EXERCISE AIM:
Quote every line of the data below as it stands, omitting pictures.

SUPPLIED RECORDS:
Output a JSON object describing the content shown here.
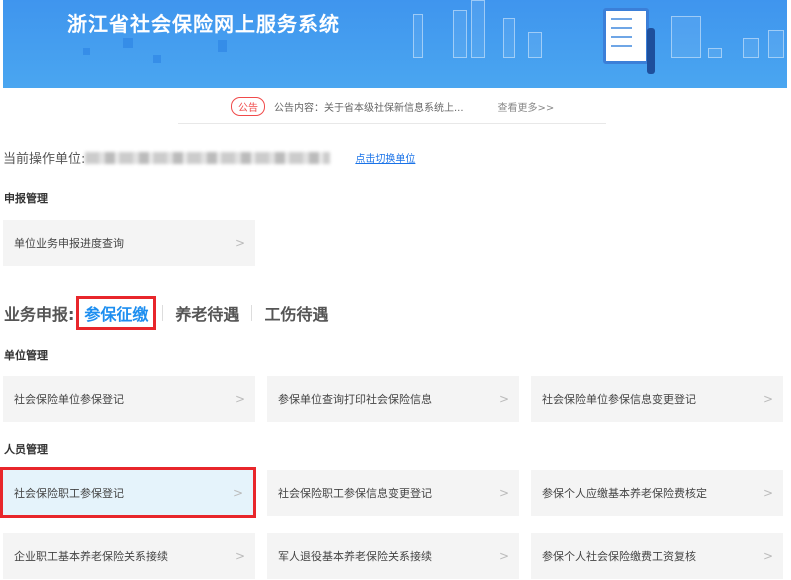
{
  "header": {
    "title": "浙江省社会保险网上服务系统"
  },
  "notice": {
    "badge": "公告",
    "text": "公告内容：关于省本级社保新信息系统上...",
    "more": "查看更多>>"
  },
  "operator": {
    "label": "当前操作单位:",
    "switch_link": "点击切换单位"
  },
  "declaration": {
    "title": "申报管理",
    "items": [
      {
        "label": "单位业务申报进度查询"
      }
    ]
  },
  "business": {
    "label": "业务申报:",
    "tabs": [
      {
        "label": "参保征缴",
        "active": true
      },
      {
        "label": "养老待遇"
      },
      {
        "label": "工伤待遇"
      }
    ]
  },
  "unit_mgmt": {
    "title": "单位管理",
    "items": [
      {
        "label": "社会保险单位参保登记"
      },
      {
        "label": "参保单位查询打印社会保险信息"
      },
      {
        "label": "社会保险单位参保信息变更登记"
      }
    ]
  },
  "person_mgmt": {
    "title": "人员管理",
    "items": [
      {
        "label": "社会保险职工参保登记"
      },
      {
        "label": "社会保险职工参保信息变更登记"
      },
      {
        "label": "参保个人应缴基本养老保险费核定"
      },
      {
        "label": "企业职工基本养老保险关系接续"
      },
      {
        "label": "军人退役基本养老保险关系接续"
      },
      {
        "label": "参保个人社会保险缴费工资复核"
      }
    ]
  },
  "arrow": ">",
  "colors": {
    "accent": "#1d8ef0",
    "highlight": "#e8262b"
  }
}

SOLVED PROBLEM:
Output a JSON object describing the content shown here.
{
  "header": {
    "title": "浙江省社会保险网上服务系统"
  },
  "notice": {
    "badge": "公告",
    "text": "公告内容：关于省本级社保新信息系统上...",
    "more": "查看更多>>"
  },
  "operator": {
    "label": "当前操作单位:",
    "switch_link": "点击切换单位"
  },
  "declaration": {
    "title": "申报管理",
    "items": [
      {
        "label": "单位业务申报进度查询"
      }
    ]
  },
  "business": {
    "label": "业务申报:",
    "tabs": [
      {
        "label": "参保征缴",
        "active": true
      },
      {
        "label": "养老待遇"
      },
      {
        "label": "工伤待遇"
      }
    ]
  },
  "unit_mgmt": {
    "title": "单位管理",
    "items": [
      {
        "label": "社会保险单位参保登记"
      },
      {
        "label": "参保单位查询打印社会保险信息"
      },
      {
        "label": "社会保险单位参保信息变更登记"
      }
    ]
  },
  "person_mgmt": {
    "title": "人员管理",
    "items": [
      {
        "label": "社会保险职工参保登记"
      },
      {
        "label": "社会保险职工参保信息变更登记"
      },
      {
        "label": "参保个人应缴基本养老保险费核定"
      },
      {
        "label": "企业职工基本养老保险关系接续"
      },
      {
        "label": "军人退役基本养老保险关系接续"
      },
      {
        "label": "参保个人社会保险缴费工资复核"
      }
    ]
  },
  "arrow": ">",
  "colors": {
    "accent": "#1d8ef0",
    "highlight": "#e8262b"
  }
}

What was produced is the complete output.